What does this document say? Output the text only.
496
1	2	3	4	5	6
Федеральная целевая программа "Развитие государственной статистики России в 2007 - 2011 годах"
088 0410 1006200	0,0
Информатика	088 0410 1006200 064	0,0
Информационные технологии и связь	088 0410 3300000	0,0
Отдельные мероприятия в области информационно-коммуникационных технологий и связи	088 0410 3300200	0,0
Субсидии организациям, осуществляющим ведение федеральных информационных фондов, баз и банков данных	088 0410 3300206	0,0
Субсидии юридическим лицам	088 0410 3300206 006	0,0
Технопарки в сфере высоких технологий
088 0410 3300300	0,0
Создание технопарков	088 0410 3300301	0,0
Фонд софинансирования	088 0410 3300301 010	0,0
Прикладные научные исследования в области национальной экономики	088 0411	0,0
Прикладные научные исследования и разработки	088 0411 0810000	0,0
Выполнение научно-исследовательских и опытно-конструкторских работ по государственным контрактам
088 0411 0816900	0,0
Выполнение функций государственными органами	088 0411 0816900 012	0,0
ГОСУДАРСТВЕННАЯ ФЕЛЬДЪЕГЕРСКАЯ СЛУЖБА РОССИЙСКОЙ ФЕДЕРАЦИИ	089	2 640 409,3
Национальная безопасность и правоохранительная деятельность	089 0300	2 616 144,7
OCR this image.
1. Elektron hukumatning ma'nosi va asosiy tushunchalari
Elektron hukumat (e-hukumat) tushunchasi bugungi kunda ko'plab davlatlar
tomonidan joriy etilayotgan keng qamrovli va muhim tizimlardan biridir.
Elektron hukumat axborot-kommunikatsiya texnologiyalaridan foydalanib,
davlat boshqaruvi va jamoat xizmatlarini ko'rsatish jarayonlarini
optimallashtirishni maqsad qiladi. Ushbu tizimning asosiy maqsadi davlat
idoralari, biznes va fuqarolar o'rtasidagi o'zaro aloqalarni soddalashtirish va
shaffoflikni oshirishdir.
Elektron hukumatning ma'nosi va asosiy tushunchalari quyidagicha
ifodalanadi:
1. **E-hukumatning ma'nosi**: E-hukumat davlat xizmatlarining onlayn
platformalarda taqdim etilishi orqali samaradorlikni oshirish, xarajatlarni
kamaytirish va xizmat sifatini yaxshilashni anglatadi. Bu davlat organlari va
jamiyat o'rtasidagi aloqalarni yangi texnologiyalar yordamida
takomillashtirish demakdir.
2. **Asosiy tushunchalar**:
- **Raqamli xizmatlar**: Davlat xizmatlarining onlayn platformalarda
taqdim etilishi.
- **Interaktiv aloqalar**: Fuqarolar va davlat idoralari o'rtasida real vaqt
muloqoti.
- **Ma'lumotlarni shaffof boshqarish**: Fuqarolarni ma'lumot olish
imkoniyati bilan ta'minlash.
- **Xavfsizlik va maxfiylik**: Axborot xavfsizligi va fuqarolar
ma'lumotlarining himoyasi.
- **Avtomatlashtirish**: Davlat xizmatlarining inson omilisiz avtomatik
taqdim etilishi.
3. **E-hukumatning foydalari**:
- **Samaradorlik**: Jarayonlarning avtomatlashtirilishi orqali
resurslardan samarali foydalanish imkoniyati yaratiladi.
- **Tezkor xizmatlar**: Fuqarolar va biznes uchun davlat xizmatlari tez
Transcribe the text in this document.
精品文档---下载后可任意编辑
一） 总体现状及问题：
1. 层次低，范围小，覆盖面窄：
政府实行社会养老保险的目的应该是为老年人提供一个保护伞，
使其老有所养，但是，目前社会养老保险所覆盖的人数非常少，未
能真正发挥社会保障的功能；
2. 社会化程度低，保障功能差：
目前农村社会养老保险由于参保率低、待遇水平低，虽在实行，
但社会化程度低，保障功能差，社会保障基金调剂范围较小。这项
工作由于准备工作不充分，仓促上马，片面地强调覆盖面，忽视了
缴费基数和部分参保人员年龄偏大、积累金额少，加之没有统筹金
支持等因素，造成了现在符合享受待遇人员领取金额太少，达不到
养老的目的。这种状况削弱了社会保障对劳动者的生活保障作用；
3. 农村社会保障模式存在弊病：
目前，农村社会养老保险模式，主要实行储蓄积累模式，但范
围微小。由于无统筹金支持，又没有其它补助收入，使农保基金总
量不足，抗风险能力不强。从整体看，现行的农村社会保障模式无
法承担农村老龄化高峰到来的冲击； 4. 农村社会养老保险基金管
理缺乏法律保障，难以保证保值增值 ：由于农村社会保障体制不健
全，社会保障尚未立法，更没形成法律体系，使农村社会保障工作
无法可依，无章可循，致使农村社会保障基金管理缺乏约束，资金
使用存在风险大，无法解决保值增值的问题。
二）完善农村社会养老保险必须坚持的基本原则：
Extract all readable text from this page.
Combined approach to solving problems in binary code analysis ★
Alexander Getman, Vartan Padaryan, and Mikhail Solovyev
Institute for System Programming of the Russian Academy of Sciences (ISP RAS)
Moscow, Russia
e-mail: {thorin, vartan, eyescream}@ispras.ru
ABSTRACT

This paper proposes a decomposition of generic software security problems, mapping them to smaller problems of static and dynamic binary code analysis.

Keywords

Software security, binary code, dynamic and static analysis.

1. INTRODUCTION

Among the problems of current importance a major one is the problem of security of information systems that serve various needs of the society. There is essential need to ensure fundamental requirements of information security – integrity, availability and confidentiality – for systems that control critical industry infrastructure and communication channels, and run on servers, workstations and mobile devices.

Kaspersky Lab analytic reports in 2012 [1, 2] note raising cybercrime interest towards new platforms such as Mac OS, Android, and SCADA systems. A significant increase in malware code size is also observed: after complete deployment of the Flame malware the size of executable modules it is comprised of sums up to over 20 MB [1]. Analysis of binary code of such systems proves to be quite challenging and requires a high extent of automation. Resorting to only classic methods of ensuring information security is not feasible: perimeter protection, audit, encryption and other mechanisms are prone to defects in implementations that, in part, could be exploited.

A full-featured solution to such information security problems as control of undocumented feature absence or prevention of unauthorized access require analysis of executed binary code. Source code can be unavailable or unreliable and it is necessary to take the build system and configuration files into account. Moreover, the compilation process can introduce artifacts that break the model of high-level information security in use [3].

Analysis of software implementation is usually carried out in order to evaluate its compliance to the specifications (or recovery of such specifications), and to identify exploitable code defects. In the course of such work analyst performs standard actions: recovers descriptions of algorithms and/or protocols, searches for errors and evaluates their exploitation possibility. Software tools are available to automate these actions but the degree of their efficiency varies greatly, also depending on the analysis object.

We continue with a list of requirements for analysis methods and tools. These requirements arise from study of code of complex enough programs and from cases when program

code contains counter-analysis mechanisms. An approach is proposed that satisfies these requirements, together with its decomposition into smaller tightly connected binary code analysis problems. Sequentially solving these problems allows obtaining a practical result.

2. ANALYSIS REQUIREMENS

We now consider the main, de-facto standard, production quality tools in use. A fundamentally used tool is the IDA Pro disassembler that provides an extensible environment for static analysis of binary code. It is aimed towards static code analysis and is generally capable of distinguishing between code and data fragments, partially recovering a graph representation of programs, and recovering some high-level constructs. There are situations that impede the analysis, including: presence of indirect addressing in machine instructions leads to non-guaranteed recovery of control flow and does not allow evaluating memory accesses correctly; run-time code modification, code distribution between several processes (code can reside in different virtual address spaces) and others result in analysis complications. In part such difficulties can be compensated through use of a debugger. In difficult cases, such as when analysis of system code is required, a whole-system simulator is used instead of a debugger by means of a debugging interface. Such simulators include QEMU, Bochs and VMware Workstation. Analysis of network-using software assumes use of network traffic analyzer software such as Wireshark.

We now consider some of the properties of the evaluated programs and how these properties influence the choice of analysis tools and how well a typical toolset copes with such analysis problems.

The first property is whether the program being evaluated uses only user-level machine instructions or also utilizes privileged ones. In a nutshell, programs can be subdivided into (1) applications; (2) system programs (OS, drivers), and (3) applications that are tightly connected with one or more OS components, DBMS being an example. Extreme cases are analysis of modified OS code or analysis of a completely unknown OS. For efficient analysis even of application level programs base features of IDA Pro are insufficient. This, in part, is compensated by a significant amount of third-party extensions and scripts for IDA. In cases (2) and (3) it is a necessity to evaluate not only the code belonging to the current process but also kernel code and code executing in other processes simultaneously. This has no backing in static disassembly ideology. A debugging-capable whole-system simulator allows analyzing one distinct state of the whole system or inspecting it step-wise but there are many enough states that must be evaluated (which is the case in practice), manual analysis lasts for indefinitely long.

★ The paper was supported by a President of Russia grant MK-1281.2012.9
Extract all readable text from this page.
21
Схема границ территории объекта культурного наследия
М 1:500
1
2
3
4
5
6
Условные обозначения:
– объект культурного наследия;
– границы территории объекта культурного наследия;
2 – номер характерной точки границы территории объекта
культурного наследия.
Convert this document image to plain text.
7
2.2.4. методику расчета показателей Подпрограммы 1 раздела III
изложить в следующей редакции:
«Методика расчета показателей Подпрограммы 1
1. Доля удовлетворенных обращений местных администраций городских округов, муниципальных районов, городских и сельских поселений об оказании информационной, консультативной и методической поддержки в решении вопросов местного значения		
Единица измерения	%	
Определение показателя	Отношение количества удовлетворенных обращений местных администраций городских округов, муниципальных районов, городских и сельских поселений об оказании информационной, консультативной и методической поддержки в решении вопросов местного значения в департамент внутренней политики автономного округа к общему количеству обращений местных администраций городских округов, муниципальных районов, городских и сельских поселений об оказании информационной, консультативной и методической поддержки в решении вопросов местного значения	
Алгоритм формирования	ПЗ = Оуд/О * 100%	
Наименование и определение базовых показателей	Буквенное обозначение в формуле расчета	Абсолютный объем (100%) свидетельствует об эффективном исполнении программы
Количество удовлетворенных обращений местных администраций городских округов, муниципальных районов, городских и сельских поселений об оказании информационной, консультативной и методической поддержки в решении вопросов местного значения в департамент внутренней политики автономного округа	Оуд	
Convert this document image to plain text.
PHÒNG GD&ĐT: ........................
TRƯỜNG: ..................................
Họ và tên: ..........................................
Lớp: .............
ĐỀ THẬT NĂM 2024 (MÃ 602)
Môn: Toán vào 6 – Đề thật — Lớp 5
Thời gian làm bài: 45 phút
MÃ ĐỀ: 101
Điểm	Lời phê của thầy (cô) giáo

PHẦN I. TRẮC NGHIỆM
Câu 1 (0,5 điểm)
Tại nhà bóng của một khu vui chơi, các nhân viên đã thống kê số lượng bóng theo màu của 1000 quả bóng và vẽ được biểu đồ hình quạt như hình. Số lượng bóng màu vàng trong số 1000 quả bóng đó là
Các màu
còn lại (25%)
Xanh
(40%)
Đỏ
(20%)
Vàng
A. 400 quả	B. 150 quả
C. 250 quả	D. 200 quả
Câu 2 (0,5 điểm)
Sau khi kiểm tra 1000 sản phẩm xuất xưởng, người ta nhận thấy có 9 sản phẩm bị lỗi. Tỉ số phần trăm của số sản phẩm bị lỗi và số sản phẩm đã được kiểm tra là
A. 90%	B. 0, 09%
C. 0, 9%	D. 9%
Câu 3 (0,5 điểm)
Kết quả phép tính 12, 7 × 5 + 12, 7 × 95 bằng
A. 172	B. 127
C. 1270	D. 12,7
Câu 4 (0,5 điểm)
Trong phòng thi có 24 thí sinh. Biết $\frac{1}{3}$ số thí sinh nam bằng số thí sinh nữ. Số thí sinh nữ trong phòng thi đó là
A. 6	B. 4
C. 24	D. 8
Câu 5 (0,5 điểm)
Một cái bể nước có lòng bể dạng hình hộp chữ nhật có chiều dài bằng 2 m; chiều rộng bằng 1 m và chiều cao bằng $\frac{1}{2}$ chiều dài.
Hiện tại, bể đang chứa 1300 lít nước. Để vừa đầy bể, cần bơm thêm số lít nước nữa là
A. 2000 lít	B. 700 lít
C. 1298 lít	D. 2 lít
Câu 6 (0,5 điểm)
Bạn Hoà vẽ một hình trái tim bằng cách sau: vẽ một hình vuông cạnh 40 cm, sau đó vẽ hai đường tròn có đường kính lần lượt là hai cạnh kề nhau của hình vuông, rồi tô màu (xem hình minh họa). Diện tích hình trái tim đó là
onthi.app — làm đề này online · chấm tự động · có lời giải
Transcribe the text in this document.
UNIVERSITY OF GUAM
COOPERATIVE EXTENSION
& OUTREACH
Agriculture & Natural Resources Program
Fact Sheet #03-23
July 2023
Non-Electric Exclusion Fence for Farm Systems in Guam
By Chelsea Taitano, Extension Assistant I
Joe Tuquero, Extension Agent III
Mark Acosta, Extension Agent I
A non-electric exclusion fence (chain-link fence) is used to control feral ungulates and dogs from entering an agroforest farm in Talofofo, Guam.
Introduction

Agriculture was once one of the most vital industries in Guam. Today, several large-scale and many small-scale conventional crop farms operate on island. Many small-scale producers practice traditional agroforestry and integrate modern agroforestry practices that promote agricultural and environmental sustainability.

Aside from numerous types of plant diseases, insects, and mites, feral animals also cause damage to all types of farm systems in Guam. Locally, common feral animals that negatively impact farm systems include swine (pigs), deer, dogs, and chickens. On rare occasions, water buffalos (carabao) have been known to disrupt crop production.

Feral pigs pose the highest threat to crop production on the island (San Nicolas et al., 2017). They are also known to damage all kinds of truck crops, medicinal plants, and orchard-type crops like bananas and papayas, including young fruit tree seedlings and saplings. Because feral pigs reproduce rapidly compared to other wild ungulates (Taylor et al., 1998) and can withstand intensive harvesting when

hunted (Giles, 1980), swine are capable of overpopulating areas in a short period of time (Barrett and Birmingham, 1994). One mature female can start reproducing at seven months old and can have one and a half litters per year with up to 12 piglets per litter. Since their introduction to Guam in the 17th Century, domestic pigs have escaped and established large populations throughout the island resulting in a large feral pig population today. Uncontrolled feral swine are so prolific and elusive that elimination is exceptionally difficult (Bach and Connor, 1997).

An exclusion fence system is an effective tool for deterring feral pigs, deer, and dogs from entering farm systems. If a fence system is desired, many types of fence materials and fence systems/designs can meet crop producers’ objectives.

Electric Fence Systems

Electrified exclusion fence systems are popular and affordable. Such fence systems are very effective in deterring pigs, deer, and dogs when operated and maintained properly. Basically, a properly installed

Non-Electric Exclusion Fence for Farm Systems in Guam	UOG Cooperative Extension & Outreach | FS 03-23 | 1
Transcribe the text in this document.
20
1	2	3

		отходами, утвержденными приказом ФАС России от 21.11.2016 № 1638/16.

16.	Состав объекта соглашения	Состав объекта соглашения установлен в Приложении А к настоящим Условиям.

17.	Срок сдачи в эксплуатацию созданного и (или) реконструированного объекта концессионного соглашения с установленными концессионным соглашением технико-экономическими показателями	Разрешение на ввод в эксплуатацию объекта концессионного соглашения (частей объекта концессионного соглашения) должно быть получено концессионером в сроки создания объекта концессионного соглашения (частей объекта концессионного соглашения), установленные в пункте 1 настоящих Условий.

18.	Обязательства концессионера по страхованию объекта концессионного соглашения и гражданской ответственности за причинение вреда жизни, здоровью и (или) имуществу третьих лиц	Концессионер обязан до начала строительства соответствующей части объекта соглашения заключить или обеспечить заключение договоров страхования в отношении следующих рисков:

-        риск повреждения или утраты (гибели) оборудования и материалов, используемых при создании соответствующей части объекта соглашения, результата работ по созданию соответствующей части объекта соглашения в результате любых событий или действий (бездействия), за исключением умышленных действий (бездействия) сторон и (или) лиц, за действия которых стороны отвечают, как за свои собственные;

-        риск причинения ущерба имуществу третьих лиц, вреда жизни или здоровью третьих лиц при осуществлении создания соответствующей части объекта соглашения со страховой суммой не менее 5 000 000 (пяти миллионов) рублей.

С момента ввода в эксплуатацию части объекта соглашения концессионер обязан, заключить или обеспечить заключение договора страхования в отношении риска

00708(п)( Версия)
++++++++++
▶ Task requirements: Your answer should be a single number: the count of lines in the material above that contain "entering".

▶ Reply to the task: 2